## Directions
Provide nothing beyond the count of lines that include the string "dashed".

## Material provided
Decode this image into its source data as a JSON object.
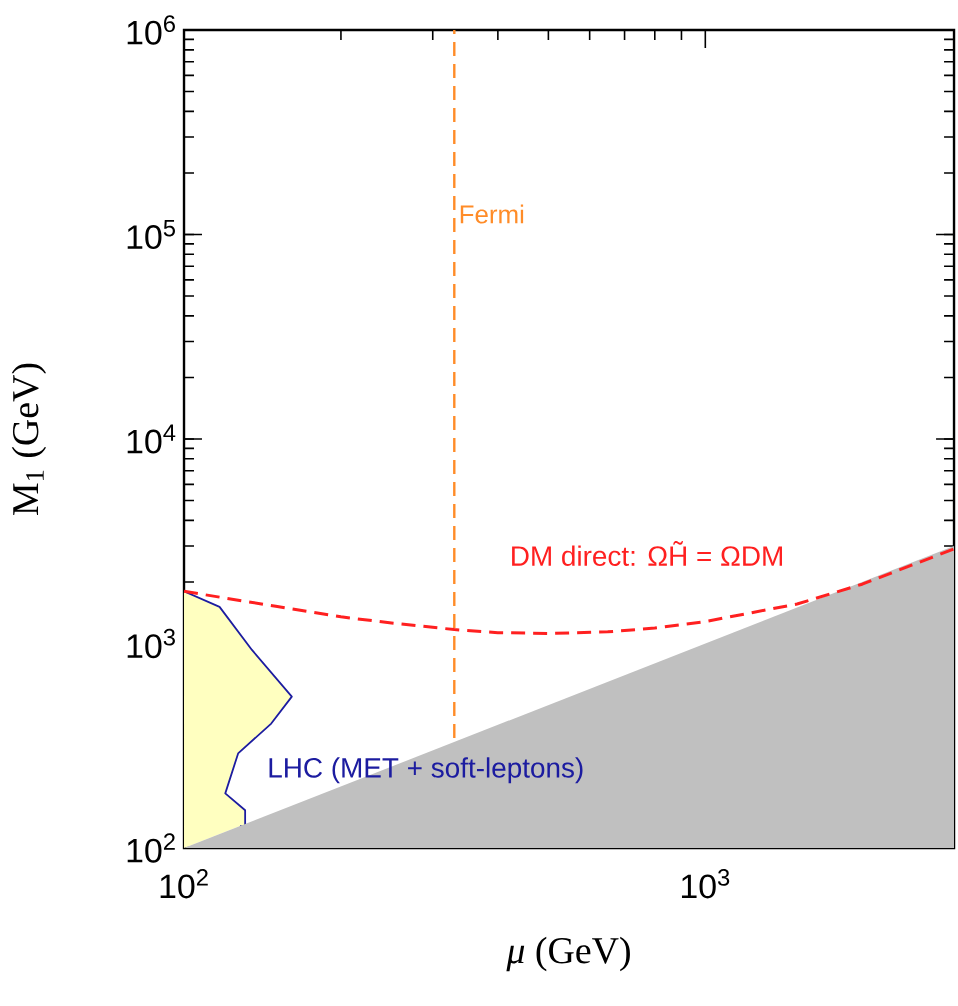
{
  "chart_data": {
    "type": "line",
    "xlabel": "*μ* (GeV)",
    "ylabel": "M$_{1}$ (GeV)",
    "log": "xy",
    "xlim": [
      100,
      3000
    ],
    "ylim": [
      100,
      1000000
    ],
    "xticks": [
      {
        "value": 100,
        "label": "10$^{2}$"
      },
      {
        "value": 1000,
        "label": "10$^{3}$"
      }
    ],
    "yticks": [
      {
        "value": 100,
        "label": "10$^{2}$"
      },
      {
        "value": 1000,
        "label": "10$^{3}$"
      },
      {
        "value": 10000,
        "label": "10$^{4}$"
      },
      {
        "value": 100000,
        "label": "10$^{5}$"
      },
      {
        "value": 1000000,
        "label": "10$^{6}$"
      }
    ],
    "series": [
      {
        "type": "area",
        "color": "#ffffc0",
        "x": [
          100,
          117,
          135,
          161,
          147,
          127,
          120,
          131,
          131,
          128,
          100
        ],
        "values": [
          1800,
          1510,
          930,
          550,
          406,
          290,
          185,
          153,
          127,
          128,
          100
        ]
      },
      {
        "name": "LHC (MET + soft-leptons)",
        "color": "#1c1ca0",
        "line_style": "solid",
        "x": [
          100,
          117,
          135,
          161,
          147,
          127,
          120,
          131,
          131,
          128
        ],
        "values": [
          1800,
          1510,
          930,
          550,
          406,
          290,
          185,
          153,
          127,
          128
        ]
      },
      {
        "type": "area",
        "color": "#c0c0c0",
        "x": [
          100,
          3000,
          3000
        ],
        "values": [
          100,
          3000,
          100
        ]
      },
      {
        "name": "DM direct: ΩH̃ = ΩDM",
        "color": "#ff2020",
        "line_style": "dashed",
        "x": [
          100,
          150,
          200,
          250,
          330,
          400,
          500,
          650,
          800,
          1000,
          1500,
          2000,
          3000
        ],
        "values": [
          1800,
          1520,
          1350,
          1260,
          1170,
          1130,
          1120,
          1140,
          1190,
          1280,
          1560,
          1950,
          2900
        ]
      }
    ],
    "ref_lines": [
      {
        "axis": "x",
        "value": 330,
        "label": "Fermi",
        "color": "#ff8c28",
        "line_style": "dashed"
      }
    ]
  }
}
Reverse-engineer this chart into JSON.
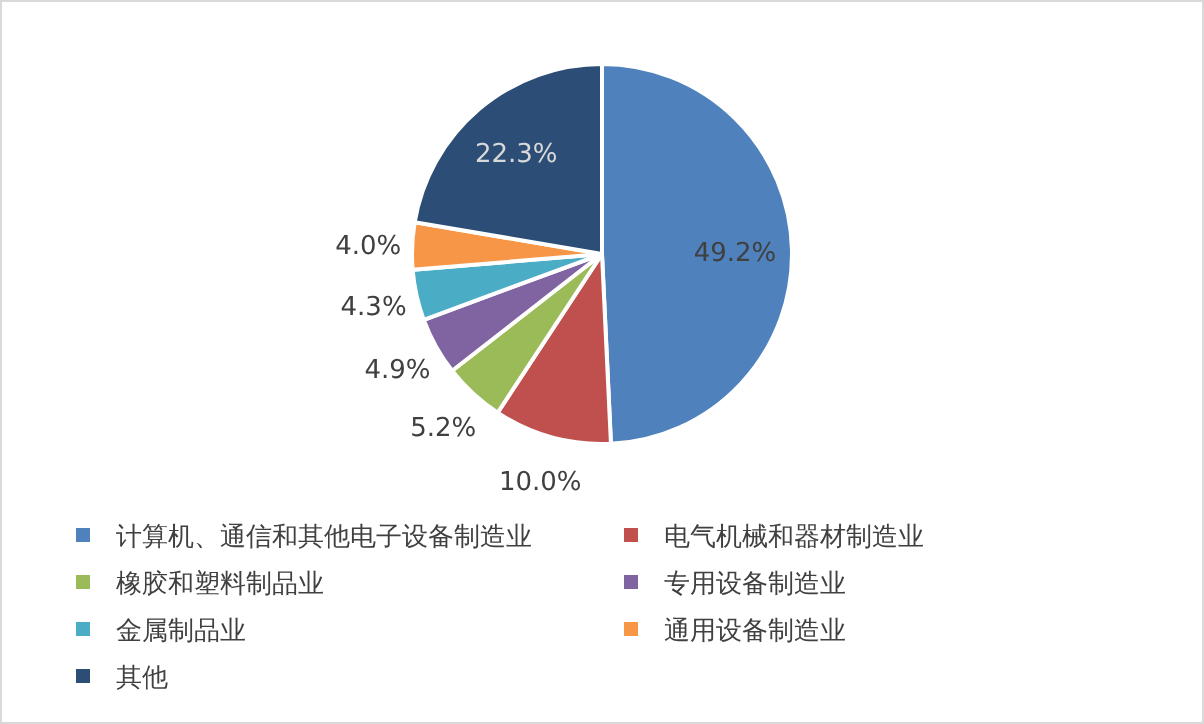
{
  "chart_data": {
    "type": "pie",
    "categories": [
      "计算机、通信和其他电子设备制造业",
      "电气机械和器材制造业",
      "橡胶和塑料制品业",
      "专用设备制造业",
      "金属制品业",
      "通用设备制造业",
      "其他"
    ],
    "values": [
      49.2,
      10.0,
      5.2,
      4.9,
      4.3,
      4.0,
      22.3
    ],
    "value_labels": [
      "49.2%",
      "10.0%",
      "5.2%",
      "4.9%",
      "4.3%",
      "4.0%",
      "22.3%"
    ],
    "colors": [
      "#4f81bd",
      "#c0504d",
      "#9bbb59",
      "#8064a2",
      "#4bacc6",
      "#f79646",
      "#2c4d75"
    ],
    "legend": "bottom"
  }
}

## The answer
2